Work to be completed → Return the records word for word. Any pictures in them are not part of the copy.

----- Recorded data -----

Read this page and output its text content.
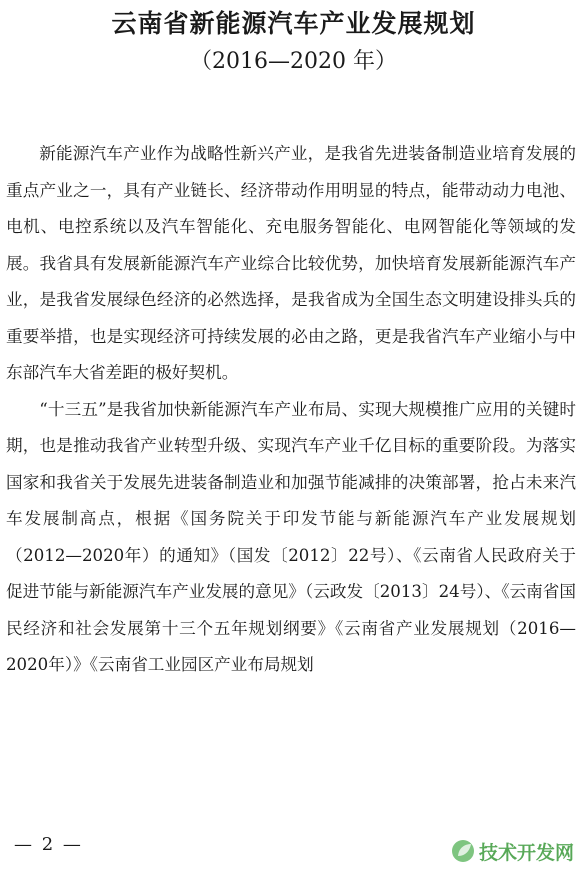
云南省新能源汽车产业发展规划
（2016—2020 年）

新能源汽车产业作为战略性新兴产业，是我省先进装备制造业培育发展的重点产业之一，具有产业链长、经济带动作用明显的特点，能带动动力电池、电机、电控系统以及汽车智能化、充电服务智能化、电网智能化等领域的发展。我省具有发展新能源汽车产业综合比较优势，加快培育发展新能源汽车产业，是我省发展绿色经济的必然选择，是我省成为全国生态文明建设排头兵的重要举措，也是实现经济可持续发展的必由之路，更是我省汽车产业缩小与中东部汽车大省差距的极好契机。

“十三五”是我省加快新能源汽车产业布局、实现大规模推广应用的关键时期，也是推动我省产业转型升级、实现汽车产业千亿目标的重要阶段。为落实国家和我省关于发展先进装备制造业和加强节能减排的决策部署，抢占未来汽车发展制高点，根据《国务院关于印发节能与新能源汽车产业发展规划（2012—2020年）的通知》（国发〔2012〕22号）、《云南省人民政府关于促进节能与新能源汽车产业发展的意见》（云政发〔2013〕24号）、《云南省国民经济和社会发展第十三个五年规划纲要》《云南省产业发展规划（2016—2020年）》《云南省工业园区产业布局规划

— 2 —	技术开发网
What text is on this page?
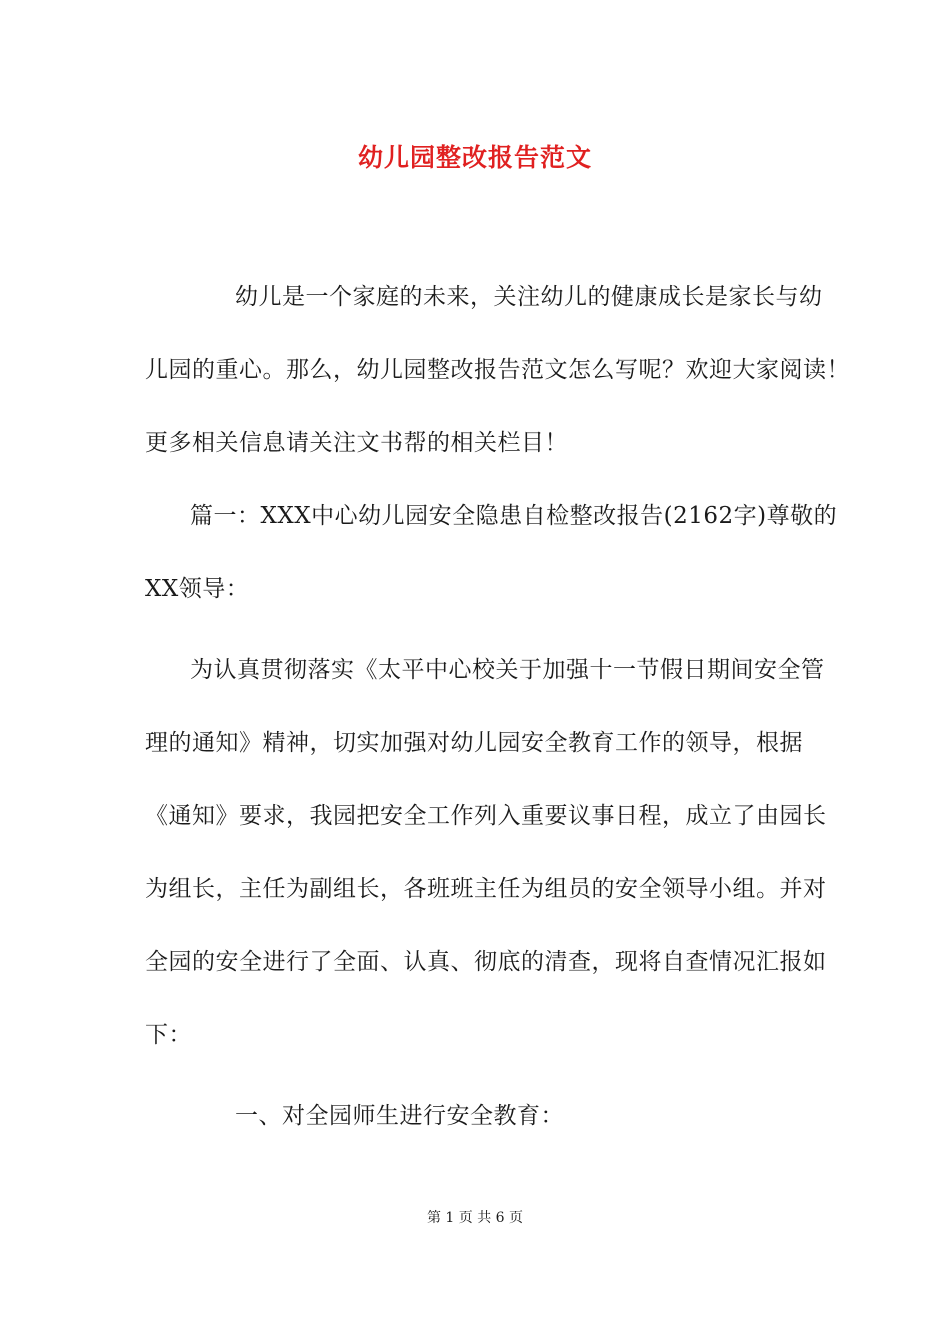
幼儿园整改报告范文
幼儿是一个家庭的未来，关注幼儿的健康成长是家长与幼
儿园的重心。那么，幼儿园整改报告范文怎么写呢？欢迎大家阅读！
更多相关信息请关注文书帮的相关栏目！
篇一：XXX中心幼儿园安全隐患自检整改报告(2162字)尊敬的
XX领导：
为认真贯彻落实《太平中心校关于加强十一节假日期间安全管
理的通知》精神，切实加强对幼儿园安全教育工作的领导，根据
《通知》要求，我园把安全工作列入重要议事日程，成立了由园长
为组长，主任为副组长，各班班主任为组员的安全领导小组。并对
全园的安全进行了全面、认真、彻底的清查，现将自查情况汇报如
下：
一、对全园师生进行安全教育：
第 1 页 共 6 页
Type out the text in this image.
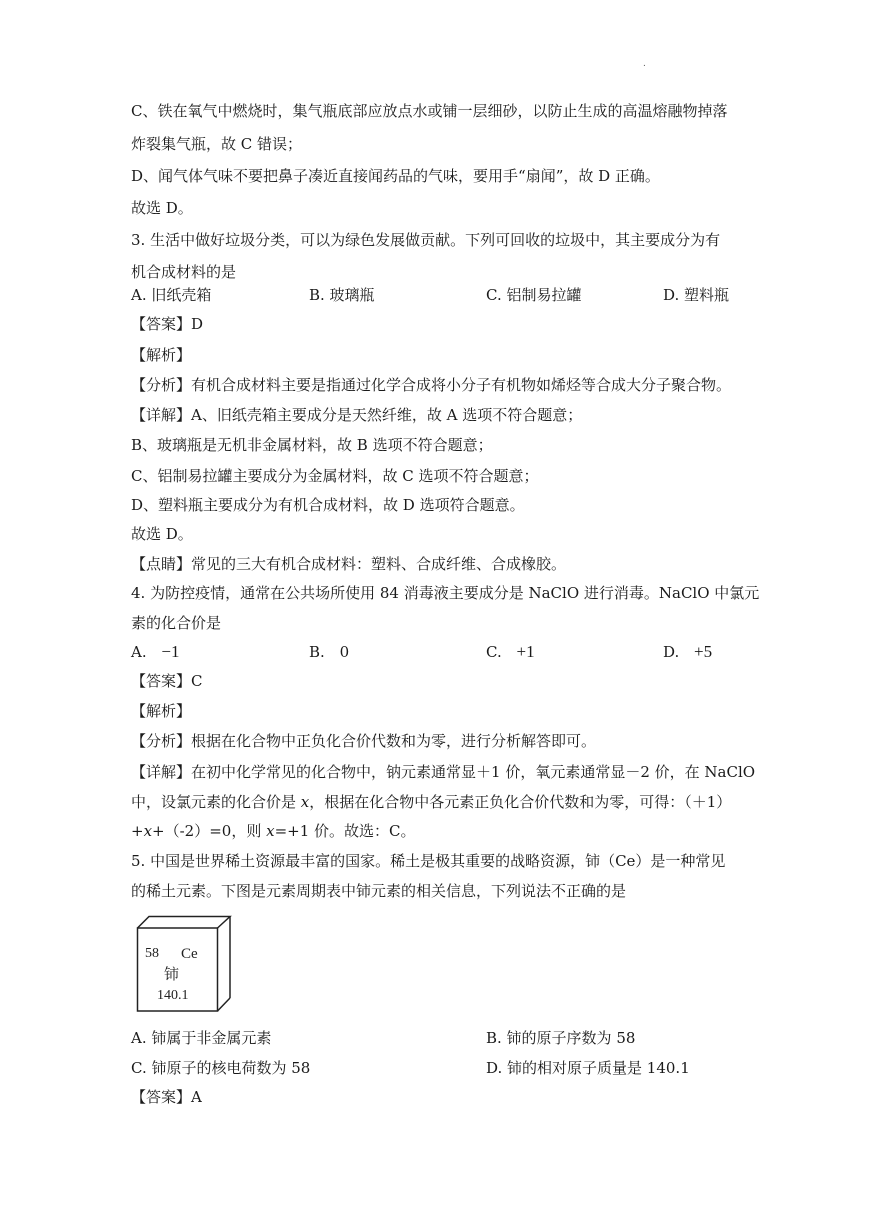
.
C、铁在氧气中燃烧时，集气瓶底部应放点水或铺一层细砂，以防止生成的高温熔融物掉落
炸裂集气瓶，故 C 错误；
D、闻气体气味不要把鼻子凑近直接闻药品的气味，要用手“扇闻”，故 D 正确。
故选 D。
3. 生活中做好垃圾分类，可以为绿色发展做贡献。下列可回收的垃圾中，其主要成分为有
机合成材料的是
A. 旧纸壳箱	B. 玻璃瓶	C. 铝制易拉罐	D. 塑料瓶
【答案】D
【解析】
【分析】有机合成材料主要是指通过化学合成将小分子有机物如烯烃等合成大分子聚合物。
【详解】A、旧纸壳箱主要成分是天然纤维，故 A 选项不符合题意；
B、玻璃瓶是无机非金属材料，故 B 选项不符合题意；
C、铝制易拉罐主要成分为金属材料，故 C 选项不符合题意；
D、塑料瓶主要成分为有机合成材料，故 D 选项符合题意。
故选 D。
【点睛】常见的三大有机合成材料：塑料、合成纤维、合成橡胶。
4. 为防控疫情，通常在公共场所使用 84 消毒液主要成分是 NaClO 进行消毒。NaClO 中氯元
素的化合价是
A. −1	B. 0	C. +1	D. +5
【答案】C
【解析】
【分析】根据在化合物中正负化合价代数和为零，进行分析解答即可。
【详解】在初中化学常见的化合物中，钠元素通常显＋1 价，氧元素通常显－2 价，在 NaClO
中，设氯元素的化合价是 x，根据在化合物中各元素正负化合价代数和为零，可得：（＋1）
+x+（-2）=0，则 x=+1 价。故选：C。
5. 中国是世界稀土资源最丰富的国家。稀土是极其重要的战略资源，铈（Ce）是一种常见
的稀土元素。下图是元素周期表中铈元素的相关信息，下列说法不正确的是
58 Ce
铈
140.1
A. 铈属于非金属元素	B. 铈的原子序数为 58
C. 铈原子的核电荷数为 58	D. 铈的相对原子质量是 140.1
【答案】A
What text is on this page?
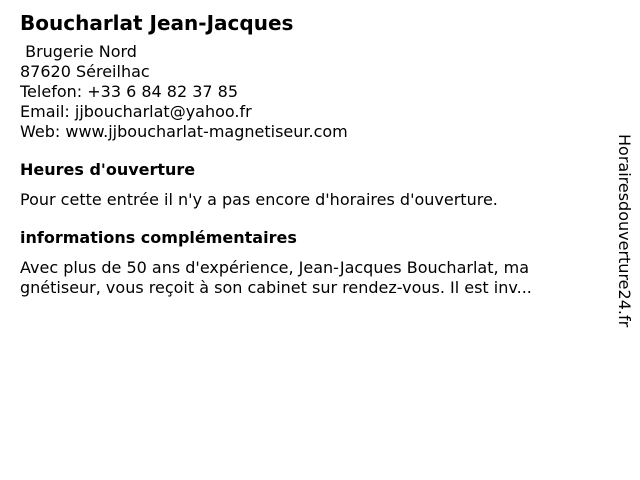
Boucharlat Jean-Jacques
Brugerie Nord
87620 Séreilhac
Telefon: +33 6 84 82 37 85
Email: jjboucharlat@yahoo.fr
Web: www.jjboucharlat-magnetiseur.com
Heures d'ouverture
Pour cette entrée il n'y a pas encore d'horaires d'ouverture.
informations complémentaires
Avec plus de 50 ans d'expérience, Jean-Jacques Boucharlat, ma
gnétiseur, vous reçoit à son cabinet sur rendez-vous. Il est inv...	Horairesdouverture24.fr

-----

Solution →
Read this page and output its text content.
云南省新能源汽车产业发展规划
（2016—2020 年）

新能源汽车产业作为战略性新兴产业，是我省先进装备制造业培育发展的重点产业之一，具有产业链长、经济带动作用明显的特点，能带动动力电池、电机、电控系统以及汽车智能化、充电服务智能化、电网智能化等领域的发展。我省具有发展新能源汽车产业综合比较优势，加快培育发展新能源汽车产业，是我省发展绿色经济的必然选择，是我省成为全国生态文明建设排头兵的重要举措，也是实现经济可持续发展的必由之路，更是我省汽车产业缩小与中东部汽车大省差距的极好契机。

“十三五”是我省加快新能源汽车产业布局、实现大规模推广应用的关键时期，也是推动我省产业转型升级、实现汽车产业千亿目标的重要阶段。为落实国家和我省关于发展先进装备制造业和加强节能减排的决策部署，抢占未来汽车发展制高点，根据《国务院关于印发节能与新能源汽车产业发展规划（2012—2020年）的通知》（国发〔2012〕22号）、《云南省人民政府关于促进节能与新能源汽车产业发展的意见》（云政发〔2013〕24号）、《云南省国民经济和社会发展第十三个五年规划纲要》《云南省产业发展规划（2016—2020年）》《云南省工业园区产业布局规划

— 2 —	技术开发网
What text is on this page?
幼儿园整改报告范文
幼儿是一个家庭的未来，关注幼儿的健康成长是家长与幼
儿园的重心。那么，幼儿园整改报告范文怎么写呢？欢迎大家阅读！
更多相关信息请关注文书帮的相关栏目！
篇一：XXX中心幼儿园安全隐患自检整改报告(2162字)尊敬的
XX领导：
为认真贯彻落实《太平中心校关于加强十一节假日期间安全管
理的通知》精神，切实加强对幼儿园安全教育工作的领导，根据
《通知》要求，我园把安全工作列入重要议事日程，成立了由园长
为组长，主任为副组长，各班班主任为组员的安全领导小组。并对
全园的安全进行了全面、认真、彻底的清查，现将自查情况汇报如
下：
一、对全园师生进行安全教育：
第 1 页 共 6 页
Type out the text in this image.
.
C、铁在氧气中燃烧时，集气瓶底部应放点水或铺一层细砂，以防止生成的高温熔融物掉落
炸裂集气瓶，故 C 错误；
D、闻气体气味不要把鼻子凑近直接闻药品的气味，要用手“扇闻”，故 D 正确。
故选 D。
3. 生活中做好垃圾分类，可以为绿色发展做贡献。下列可回收的垃圾中，其主要成分为有
机合成材料的是
A. 旧纸壳箱	B. 玻璃瓶	C. 铝制易拉罐	D. 塑料瓶
【答案】D
【解析】
【分析】有机合成材料主要是指通过化学合成将小分子有机物如烯烃等合成大分子聚合物。
【详解】A、旧纸壳箱主要成分是天然纤维，故 A 选项不符合题意；
B、玻璃瓶是无机非金属材料，故 B 选项不符合题意；
C、铝制易拉罐主要成分为金属材料，故 C 选项不符合题意；
D、塑料瓶主要成分为有机合成材料，故 D 选项符合题意。
故选 D。
【点睛】常见的三大有机合成材料：塑料、合成纤维、合成橡胶。
4. 为防控疫情，通常在公共场所使用 84 消毒液主要成分是 NaClO 进行消毒。NaClO 中氯元
素的化合价是
A. −1	B. 0	C. +1	D. +5
【答案】C
【解析】
【分析】根据在化合物中正负化合价代数和为零，进行分析解答即可。
【详解】在初中化学常见的化合物中，钠元素通常显＋1 价，氧元素通常显－2 价，在 NaClO
中，设氯元素的化合价是 x，根据在化合物中各元素正负化合价代数和为零，可得：（＋1）
+x+（-2）=0，则 x=+1 价。故选：C。
5. 中国是世界稀土资源最丰富的国家。稀土是极其重要的战略资源，铈（Ce）是一种常见
的稀土元素。下图是元素周期表中铈元素的相关信息，下列说法不正确的是
58 Ce
铈
140.1
A. 铈属于非金属元素	B. 铈的原子序数为 58
C. 铈原子的核电荷数为 58	D. 铈的相对原子质量是 140.1
【答案】A
What text is on this page?
Boucharlat Jean-Jacques
Brugerie Nord
87620 Séreilhac
Telefon: +33 6 84 82 37 85
Email: jjboucharlat@yahoo.fr
Web: www.jjboucharlat-magnetiseur.com
Heures d'ouverture
Pour cette entrée il n'y a pas encore d'horaires d'ouverture.
informations complémentaires
Avec plus de 50 ans d'expérience, Jean-Jacques Boucharlat, ma
gnétiseur, vous reçoit à son cabinet sur rendez-vous. Il est inv...	Horairesdouverture24.fr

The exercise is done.